▸ **WRITTEN REQUEST**
List the lines of this listing that hold the word "Back".

▸ **DATASET**
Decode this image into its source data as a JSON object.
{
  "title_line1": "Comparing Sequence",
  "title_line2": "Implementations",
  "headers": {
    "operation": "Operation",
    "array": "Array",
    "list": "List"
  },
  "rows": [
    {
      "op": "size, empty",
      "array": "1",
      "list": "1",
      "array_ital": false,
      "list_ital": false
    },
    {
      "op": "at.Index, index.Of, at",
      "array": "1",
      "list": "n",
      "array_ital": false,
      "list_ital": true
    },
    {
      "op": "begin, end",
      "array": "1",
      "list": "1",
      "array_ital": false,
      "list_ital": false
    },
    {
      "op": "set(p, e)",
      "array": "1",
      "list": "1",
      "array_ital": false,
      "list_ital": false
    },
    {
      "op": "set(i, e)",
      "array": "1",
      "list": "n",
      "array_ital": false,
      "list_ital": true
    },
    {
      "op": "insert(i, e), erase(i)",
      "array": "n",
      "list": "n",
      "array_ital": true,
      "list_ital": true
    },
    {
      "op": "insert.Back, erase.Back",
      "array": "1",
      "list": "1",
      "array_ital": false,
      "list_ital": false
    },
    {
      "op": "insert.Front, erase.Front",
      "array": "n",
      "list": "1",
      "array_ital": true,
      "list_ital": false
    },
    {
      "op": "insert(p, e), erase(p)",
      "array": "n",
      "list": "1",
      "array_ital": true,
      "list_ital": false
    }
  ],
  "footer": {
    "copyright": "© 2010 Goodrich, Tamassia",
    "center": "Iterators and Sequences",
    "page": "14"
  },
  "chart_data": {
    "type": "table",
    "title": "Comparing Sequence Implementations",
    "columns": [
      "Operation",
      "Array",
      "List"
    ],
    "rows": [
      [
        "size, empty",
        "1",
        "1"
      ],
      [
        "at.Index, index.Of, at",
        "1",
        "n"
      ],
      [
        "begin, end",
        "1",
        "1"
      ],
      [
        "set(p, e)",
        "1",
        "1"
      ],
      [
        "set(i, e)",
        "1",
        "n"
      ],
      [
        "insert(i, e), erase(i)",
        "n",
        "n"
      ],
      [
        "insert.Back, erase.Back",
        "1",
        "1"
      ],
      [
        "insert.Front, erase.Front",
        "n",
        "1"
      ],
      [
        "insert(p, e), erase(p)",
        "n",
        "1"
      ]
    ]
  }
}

▸ **THE OUTPUT**
      "op": "insert.Back, erase.Back",
        "insert.Back, erase.Back",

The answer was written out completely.